— Begin ENTRIES SUPPLIED —

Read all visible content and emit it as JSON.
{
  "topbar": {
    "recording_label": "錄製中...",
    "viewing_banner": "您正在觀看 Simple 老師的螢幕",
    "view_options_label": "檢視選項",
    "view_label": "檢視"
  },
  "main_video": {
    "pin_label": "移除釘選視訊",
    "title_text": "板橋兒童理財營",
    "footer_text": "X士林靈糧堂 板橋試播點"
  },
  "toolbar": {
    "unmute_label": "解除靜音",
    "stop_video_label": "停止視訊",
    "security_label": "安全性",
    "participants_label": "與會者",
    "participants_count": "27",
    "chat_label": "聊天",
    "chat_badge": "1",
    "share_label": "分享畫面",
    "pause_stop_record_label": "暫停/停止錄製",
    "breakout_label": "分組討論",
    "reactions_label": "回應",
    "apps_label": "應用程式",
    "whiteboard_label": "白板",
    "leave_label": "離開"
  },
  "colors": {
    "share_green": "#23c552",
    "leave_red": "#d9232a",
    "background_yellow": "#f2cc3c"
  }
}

— End ENTRIES SUPPLIED —

> **THE REQUEST**: Make an exact copy of every line in the data.

> **SOLUTION**:
Read all visible content and emit it as JSON.
{
  "topbar": {
    "recording_label": "錄製中...",
    "viewing_banner": "您正在觀看 Simple 老師的螢幕",
    "view_options_label": "檢視選項",
    "view_label": "檢視"
  },
  "main_video": {
    "pin_label": "移除釘選視訊",
    "title_text": "板橋兒童理財營",
    "footer_text": "X士林靈糧堂 板橋試播點"
  },
  "toolbar": {
    "unmute_label": "解除靜音",
    "stop_video_label": "停止視訊",
    "security_label": "安全性",
    "participants_label": "與會者",
    "participants_count": "27",
    "chat_label": "聊天",
    "chat_badge": "1",
    "share_label": "分享畫面",
    "pause_stop_record_label": "暫停/停止錄製",
    "breakout_label": "分組討論",
    "reactions_label": "回應",
    "apps_label": "應用程式",
    "whiteboard_label": "白板",
    "leave_label": "離開"
  },
  "colors": {
    "share_green": "#23c552",
    "leave_red": "#d9232a",
    "background_yellow": "#f2cc3c"
  }
}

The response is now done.